#### WORK TO BE COMPLETED
An exact copy of every record is needed.

(Part of a data file)
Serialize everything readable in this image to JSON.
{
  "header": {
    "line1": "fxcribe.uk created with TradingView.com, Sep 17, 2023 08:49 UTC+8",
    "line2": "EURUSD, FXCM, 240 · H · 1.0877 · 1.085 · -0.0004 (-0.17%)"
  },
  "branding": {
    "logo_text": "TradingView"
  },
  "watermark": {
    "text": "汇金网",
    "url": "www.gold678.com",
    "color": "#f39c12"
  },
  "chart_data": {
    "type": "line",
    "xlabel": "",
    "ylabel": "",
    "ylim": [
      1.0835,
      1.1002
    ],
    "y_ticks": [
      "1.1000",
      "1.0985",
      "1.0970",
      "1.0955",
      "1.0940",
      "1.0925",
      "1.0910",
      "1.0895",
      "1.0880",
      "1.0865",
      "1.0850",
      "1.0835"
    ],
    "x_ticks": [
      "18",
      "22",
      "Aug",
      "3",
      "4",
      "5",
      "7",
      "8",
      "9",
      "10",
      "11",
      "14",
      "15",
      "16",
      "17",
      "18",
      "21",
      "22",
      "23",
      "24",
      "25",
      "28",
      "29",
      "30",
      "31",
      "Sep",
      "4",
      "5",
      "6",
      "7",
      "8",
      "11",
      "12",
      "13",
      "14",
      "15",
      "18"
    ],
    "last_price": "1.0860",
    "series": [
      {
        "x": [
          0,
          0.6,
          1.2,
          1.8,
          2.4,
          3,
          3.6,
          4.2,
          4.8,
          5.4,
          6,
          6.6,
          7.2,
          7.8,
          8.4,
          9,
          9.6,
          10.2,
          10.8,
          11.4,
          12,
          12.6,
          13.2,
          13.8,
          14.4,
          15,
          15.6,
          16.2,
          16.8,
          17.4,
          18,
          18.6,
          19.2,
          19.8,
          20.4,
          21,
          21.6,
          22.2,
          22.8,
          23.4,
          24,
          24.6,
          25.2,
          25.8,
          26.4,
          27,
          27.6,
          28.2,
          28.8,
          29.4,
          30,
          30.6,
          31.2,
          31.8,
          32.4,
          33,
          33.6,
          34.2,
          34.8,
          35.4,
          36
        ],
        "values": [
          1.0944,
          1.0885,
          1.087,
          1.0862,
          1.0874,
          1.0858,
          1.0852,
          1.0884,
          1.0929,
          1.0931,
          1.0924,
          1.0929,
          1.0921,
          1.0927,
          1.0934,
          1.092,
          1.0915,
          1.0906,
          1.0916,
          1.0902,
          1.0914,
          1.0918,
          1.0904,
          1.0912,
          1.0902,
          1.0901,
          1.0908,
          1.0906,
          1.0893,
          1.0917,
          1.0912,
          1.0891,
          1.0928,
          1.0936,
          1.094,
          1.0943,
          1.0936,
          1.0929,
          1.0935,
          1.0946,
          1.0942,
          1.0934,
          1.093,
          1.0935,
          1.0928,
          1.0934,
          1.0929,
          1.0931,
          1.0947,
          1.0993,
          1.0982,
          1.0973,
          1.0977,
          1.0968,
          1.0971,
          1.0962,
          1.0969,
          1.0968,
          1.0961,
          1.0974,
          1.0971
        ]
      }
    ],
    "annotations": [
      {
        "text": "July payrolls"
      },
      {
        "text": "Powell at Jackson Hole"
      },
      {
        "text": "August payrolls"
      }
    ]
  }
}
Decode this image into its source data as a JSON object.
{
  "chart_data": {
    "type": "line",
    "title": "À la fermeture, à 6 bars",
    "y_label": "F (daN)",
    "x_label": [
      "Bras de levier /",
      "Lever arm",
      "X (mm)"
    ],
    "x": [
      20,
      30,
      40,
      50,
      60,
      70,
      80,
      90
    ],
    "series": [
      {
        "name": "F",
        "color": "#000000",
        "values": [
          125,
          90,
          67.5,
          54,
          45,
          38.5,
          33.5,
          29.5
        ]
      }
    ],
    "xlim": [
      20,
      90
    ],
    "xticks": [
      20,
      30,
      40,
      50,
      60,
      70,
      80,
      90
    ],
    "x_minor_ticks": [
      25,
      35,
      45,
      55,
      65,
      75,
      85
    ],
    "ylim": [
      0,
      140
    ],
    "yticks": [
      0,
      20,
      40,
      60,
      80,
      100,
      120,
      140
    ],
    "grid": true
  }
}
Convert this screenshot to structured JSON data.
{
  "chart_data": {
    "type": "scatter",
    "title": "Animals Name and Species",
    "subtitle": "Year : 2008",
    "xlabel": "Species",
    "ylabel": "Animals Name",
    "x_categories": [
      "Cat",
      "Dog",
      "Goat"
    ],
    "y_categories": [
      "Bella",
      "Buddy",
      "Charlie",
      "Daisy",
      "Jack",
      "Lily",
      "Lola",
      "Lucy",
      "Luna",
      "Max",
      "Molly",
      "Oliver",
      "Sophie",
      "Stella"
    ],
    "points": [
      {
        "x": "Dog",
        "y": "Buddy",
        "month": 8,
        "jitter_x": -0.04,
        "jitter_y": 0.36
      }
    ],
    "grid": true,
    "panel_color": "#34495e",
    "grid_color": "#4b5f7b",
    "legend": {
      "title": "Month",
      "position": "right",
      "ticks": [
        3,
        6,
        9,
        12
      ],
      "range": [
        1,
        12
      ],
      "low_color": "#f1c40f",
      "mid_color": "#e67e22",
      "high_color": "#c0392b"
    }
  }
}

#### COMPLETE RESPONSE
Serialize everything readable in this image to JSON.
{
  "header": {
    "line1": "fxcribe.uk created with TradingView.com, Sep 17, 2023 08:49 UTC+8",
    "line2": "EURUSD, FXCM, 240 · H · 1.0877 · 1.085 · -0.0004 (-0.17%)"
  },
  "branding": {
    "logo_text": "TradingView"
  },
  "watermark": {
    "text": "汇金网",
    "url": "www.gold678.com",
    "color": "#f39c12"
  },
  "chart_data": {
    "type": "line",
    "xlabel": "",
    "ylabel": "",
    "ylim": [
      1.0835,
      1.1002
    ],
    "y_ticks": [
      "1.1000",
      "1.0985",
      "1.0970",
      "1.0955",
      "1.0940",
      "1.0925",
      "1.0910",
      "1.0895",
      "1.0880",
      "1.0865",
      "1.0850",
      "1.0835"
    ],
    "x_ticks": [
      "18",
      "22",
      "Aug",
      "3",
      "4",
      "5",
      "7",
      "8",
      "9",
      "10",
      "11",
      "14",
      "15",
      "16",
      "17",
      "18",
      "21",
      "22",
      "23",
      "24",
      "25",
      "28",
      "29",
      "30",
      "31",
      "Sep",
      "4",
      "5",
      "6",
      "7",
      "8",
      "11",
      "12",
      "13",
      "14",
      "15",
      "18"
    ],
    "last_price": "1.0860",
    "series": [
      {
        "x": [
          0,
          0.6,
          1.2,
          1.8,
          2.4,
          3,
          3.6,
          4.2,
          4.8,
          5.4,
          6,
          6.6,
          7.2,
          7.8,
          8.4,
          9,
          9.6,
          10.2,
          10.8,
          11.4,
          12,
          12.6,
          13.2,
          13.8,
          14.4,
          15,
          15.6,
          16.2,
          16.8,
          17.4,
          18,
          18.6,
          19.2,
          19.8,
          20.4,
          21,
          21.6,
          22.2,
          22.8,
          23.4,
          24,
          24.6,
          25.2,
          25.8,
          26.4,
          27,
          27.6,
          28.2,
          28.8,
          29.4,
          30,
          30.6,
          31.2,
          31.8,
          32.4,
          33,
          33.6,
          34.2,
          34.8,
          35.4,
          36
        ],
        "values": [
          1.0944,
          1.0885,
          1.087,
          1.0862,
          1.0874,
          1.0858,
          1.0852,
          1.0884,
          1.0929,
          1.0931,
          1.0924,
          1.0929,
          1.0921,
          1.0927,
          1.0934,
          1.092,
          1.0915,
          1.0906,
          1.0916,
          1.0902,
          1.0914,
          1.0918,
          1.0904,
          1.0912,
          1.0902,
          1.0901,
          1.0908,
          1.0906,
          1.0893,
          1.0917,
          1.0912,
          1.0891,
          1.0928,
          1.0936,
          1.094,
          1.0943,
          1.0936,
          1.0929,
          1.0935,
          1.0946,
          1.0942,
          1.0934,
          1.093,
          1.0935,
          1.0928,
          1.0934,
          1.0929,
          1.0931,
          1.0947,
          1.0993,
          1.0982,
          1.0973,
          1.0977,
          1.0968,
          1.0971,
          1.0962,
          1.0969,
          1.0968,
          1.0961,
          1.0974,
          1.0971
        ]
      }
    ],
    "annotations": [
      {
        "text": "July payrolls"
      },
      {
        "text": "Powell at Jackson Hole"
      },
      {
        "text": "August payrolls"
      }
    ]
  }
}
Decode this image into its source data as a JSON object.
{
  "chart_data": {
    "type": "line",
    "title": "À la fermeture, à 6 bars",
    "y_label": "F (daN)",
    "x_label": [
      "Bras de levier /",
      "Lever arm",
      "X (mm)"
    ],
    "x": [
      20,
      30,
      40,
      50,
      60,
      70,
      80,
      90
    ],
    "series": [
      {
        "name": "F",
        "color": "#000000",
        "values": [
          125,
          90,
          67.5,
          54,
          45,
          38.5,
          33.5,
          29.5
        ]
      }
    ],
    "xlim": [
      20,
      90
    ],
    "xticks": [
      20,
      30,
      40,
      50,
      60,
      70,
      80,
      90
    ],
    "x_minor_ticks": [
      25,
      35,
      45,
      55,
      65,
      75,
      85
    ],
    "ylim": [
      0,
      140
    ],
    "yticks": [
      0,
      20,
      40,
      60,
      80,
      100,
      120,
      140
    ],
    "grid": true
  }
}
Convert this screenshot to structured JSON data.
{
  "chart_data": {
    "type": "scatter",
    "title": "Animals Name and Species",
    "subtitle": "Year : 2008",
    "xlabel": "Species",
    "ylabel": "Animals Name",
    "x_categories": [
      "Cat",
      "Dog",
      "Goat"
    ],
    "y_categories": [
      "Bella",
      "Buddy",
      "Charlie",
      "Daisy",
      "Jack",
      "Lily",
      "Lola",
      "Lucy",
      "Luna",
      "Max",
      "Molly",
      "Oliver",
      "Sophie",
      "Stella"
    ],
    "points": [
      {
        "x": "Dog",
        "y": "Buddy",
        "month": 8,
        "jitter_x": -0.04,
        "jitter_y": 0.36
      }
    ],
    "grid": true,
    "panel_color": "#34495e",
    "grid_color": "#4b5f7b",
    "legend": {
      "title": "Month",
      "position": "right",
      "ticks": [
        3,
        6,
        9,
        12
      ],
      "range": [
        1,
        12
      ],
      "low_color": "#f1c40f",
      "mid_color": "#e67e22",
      "high_color": "#c0392b"
    }
  }
}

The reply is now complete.